Entries taken from a collection:
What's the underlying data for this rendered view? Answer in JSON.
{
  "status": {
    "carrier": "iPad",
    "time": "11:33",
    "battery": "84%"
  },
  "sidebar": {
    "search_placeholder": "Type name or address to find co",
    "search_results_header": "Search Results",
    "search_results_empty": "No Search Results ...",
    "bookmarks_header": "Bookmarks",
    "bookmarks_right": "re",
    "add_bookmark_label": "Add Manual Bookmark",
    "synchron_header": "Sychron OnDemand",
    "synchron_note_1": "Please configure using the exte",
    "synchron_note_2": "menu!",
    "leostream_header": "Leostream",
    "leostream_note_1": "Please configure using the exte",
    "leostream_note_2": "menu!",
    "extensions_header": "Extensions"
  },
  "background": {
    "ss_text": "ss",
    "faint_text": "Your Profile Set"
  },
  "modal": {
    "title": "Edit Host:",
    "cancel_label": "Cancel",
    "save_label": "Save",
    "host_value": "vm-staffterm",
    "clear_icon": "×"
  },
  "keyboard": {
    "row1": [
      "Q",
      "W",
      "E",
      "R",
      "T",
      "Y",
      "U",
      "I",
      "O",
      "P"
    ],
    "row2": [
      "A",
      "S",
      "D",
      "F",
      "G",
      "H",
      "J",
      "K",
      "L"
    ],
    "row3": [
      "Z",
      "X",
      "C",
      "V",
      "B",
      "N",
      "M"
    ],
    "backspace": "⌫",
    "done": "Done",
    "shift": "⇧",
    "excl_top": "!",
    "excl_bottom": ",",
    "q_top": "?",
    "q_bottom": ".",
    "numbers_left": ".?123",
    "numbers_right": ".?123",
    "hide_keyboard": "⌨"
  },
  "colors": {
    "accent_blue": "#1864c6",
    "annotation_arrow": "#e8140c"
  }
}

- [Your instructions]: Please repeat all the records above exactly as they appear.

- [Answer]:
What's the underlying data for this rendered view? Answer in JSON.
{
  "status": {
    "carrier": "iPad",
    "time": "11:33",
    "battery": "84%"
  },
  "sidebar": {
    "search_placeholder": "Type name or address to find co",
    "search_results_header": "Search Results",
    "search_results_empty": "No Search Results ...",
    "bookmarks_header": "Bookmarks",
    "bookmarks_right": "re",
    "add_bookmark_label": "Add Manual Bookmark",
    "synchron_header": "Sychron OnDemand",
    "synchron_note_1": "Please configure using the exte",
    "synchron_note_2": "menu!",
    "leostream_header": "Leostream",
    "leostream_note_1": "Please configure using the exte",
    "leostream_note_2": "menu!",
    "extensions_header": "Extensions"
  },
  "background": {
    "ss_text": "ss",
    "faint_text": "Your Profile Set"
  },
  "modal": {
    "title": "Edit Host:",
    "cancel_label": "Cancel",
    "save_label": "Save",
    "host_value": "vm-staffterm",
    "clear_icon": "×"
  },
  "keyboard": {
    "row1": [
      "Q",
      "W",
      "E",
      "R",
      "T",
      "Y",
      "U",
      "I",
      "O",
      "P"
    ],
    "row2": [
      "A",
      "S",
      "D",
      "F",
      "G",
      "H",
      "J",
      "K",
      "L"
    ],
    "row3": [
      "Z",
      "X",
      "C",
      "V",
      "B",
      "N",
      "M"
    ],
    "backspace": "⌫",
    "done": "Done",
    "shift": "⇧",
    "excl_top": "!",
    "excl_bottom": ",",
    "q_top": "?",
    "q_bottom": ".",
    "numbers_left": ".?123",
    "numbers_right": ".?123",
    "hide_keyboard": "⌨"
  },
  "colors": {
    "accent_blue": "#1864c6",
    "annotation_arrow": "#e8140c"
  }
}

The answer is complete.